[START OF Data for the task]
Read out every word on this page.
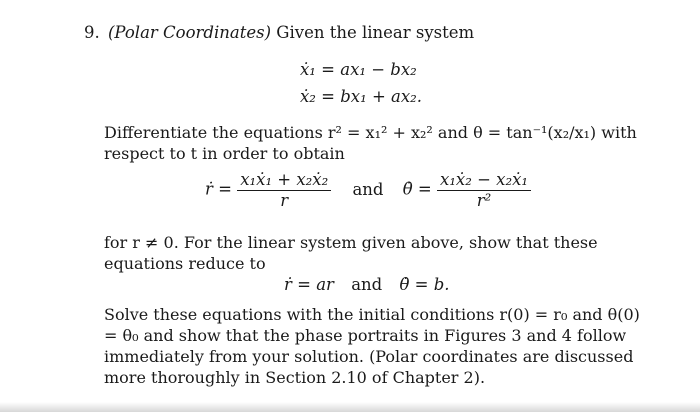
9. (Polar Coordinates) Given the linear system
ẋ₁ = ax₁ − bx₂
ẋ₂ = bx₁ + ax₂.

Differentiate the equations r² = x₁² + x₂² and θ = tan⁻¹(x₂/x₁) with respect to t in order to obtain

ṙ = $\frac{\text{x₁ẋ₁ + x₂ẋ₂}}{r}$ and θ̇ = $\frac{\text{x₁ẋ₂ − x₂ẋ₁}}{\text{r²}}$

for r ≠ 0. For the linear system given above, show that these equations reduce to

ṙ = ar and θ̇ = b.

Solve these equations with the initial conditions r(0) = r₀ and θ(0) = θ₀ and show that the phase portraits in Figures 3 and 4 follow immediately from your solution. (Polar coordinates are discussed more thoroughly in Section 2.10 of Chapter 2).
[END OF Data for the task]
[START OF Data for the task]
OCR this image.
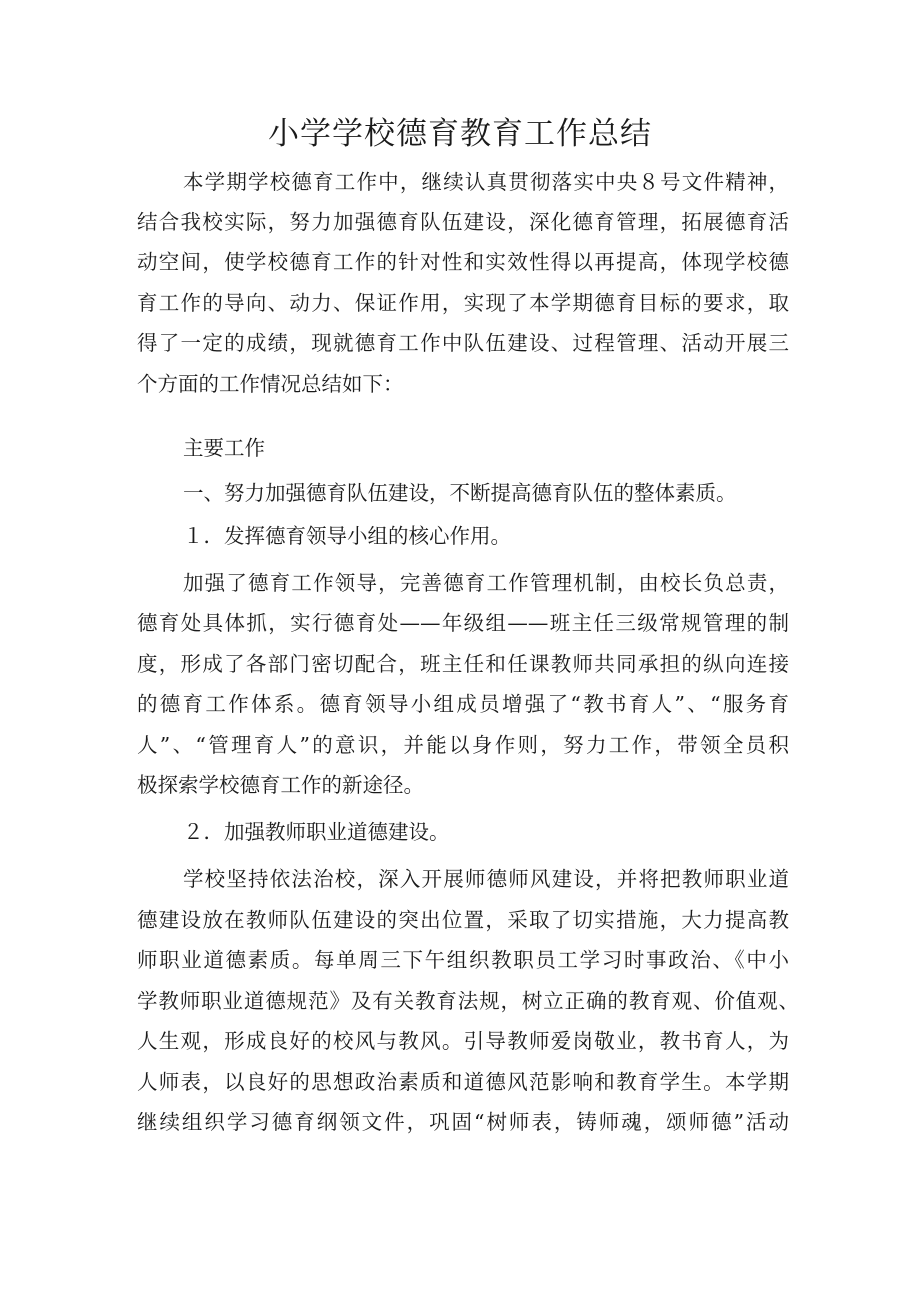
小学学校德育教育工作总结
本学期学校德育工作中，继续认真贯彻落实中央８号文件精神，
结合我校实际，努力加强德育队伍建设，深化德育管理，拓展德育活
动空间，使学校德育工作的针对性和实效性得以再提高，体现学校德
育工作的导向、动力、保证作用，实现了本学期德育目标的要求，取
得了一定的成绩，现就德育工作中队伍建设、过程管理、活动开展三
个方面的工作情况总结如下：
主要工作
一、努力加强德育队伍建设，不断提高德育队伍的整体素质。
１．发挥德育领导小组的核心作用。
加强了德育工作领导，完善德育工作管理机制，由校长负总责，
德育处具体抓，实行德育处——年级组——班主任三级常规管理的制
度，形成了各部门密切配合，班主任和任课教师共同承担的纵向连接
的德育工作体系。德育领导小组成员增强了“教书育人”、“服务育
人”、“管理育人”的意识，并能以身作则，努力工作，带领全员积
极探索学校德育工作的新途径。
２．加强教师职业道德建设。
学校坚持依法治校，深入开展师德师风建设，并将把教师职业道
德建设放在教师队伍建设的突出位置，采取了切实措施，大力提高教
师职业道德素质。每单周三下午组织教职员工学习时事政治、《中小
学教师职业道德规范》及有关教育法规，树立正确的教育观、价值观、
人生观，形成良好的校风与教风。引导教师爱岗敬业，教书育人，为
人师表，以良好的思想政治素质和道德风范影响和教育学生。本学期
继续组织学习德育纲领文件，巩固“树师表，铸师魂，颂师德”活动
[END OF Data for the task]
# Exercise directions
Copy, from the material, each line that holds the string "努力加强德育队伍建设".

# Written answer
结合我校实际，努力加强德育队伍建设，深化德育管理，拓展德育活
一、努力加强德育队伍建设，不断提高德育队伍的整体素质。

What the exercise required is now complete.